-- START --

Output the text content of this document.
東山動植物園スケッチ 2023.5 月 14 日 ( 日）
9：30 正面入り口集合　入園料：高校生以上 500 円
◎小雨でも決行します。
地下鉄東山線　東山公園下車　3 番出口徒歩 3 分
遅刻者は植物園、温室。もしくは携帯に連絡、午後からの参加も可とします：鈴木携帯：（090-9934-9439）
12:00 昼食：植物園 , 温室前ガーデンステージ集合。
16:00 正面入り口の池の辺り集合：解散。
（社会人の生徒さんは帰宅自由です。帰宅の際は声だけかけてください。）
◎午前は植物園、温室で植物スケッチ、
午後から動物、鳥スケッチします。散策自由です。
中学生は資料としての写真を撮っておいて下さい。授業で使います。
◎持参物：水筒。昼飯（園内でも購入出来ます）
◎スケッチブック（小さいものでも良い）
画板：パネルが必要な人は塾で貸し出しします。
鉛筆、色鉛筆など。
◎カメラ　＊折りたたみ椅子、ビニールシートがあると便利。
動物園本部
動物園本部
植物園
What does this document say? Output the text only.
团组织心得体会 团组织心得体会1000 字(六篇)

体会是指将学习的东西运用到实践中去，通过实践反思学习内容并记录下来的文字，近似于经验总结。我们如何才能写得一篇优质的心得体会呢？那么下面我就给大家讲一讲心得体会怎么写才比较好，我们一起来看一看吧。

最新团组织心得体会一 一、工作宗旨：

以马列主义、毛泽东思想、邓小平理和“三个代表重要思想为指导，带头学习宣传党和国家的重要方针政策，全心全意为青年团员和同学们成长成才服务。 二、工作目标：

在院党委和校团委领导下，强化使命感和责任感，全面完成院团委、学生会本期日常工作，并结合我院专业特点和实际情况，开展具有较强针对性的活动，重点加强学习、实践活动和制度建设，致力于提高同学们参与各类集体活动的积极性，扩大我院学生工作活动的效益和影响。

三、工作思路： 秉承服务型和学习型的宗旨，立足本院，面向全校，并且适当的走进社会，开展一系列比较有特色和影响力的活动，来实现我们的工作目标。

-- END --

**What the task asks**: Check each line of the records for the word "Output", and show the lines that contain it.

**Answer to this exercise**:
Output the text content of this document.
What does this document say? Output the text only.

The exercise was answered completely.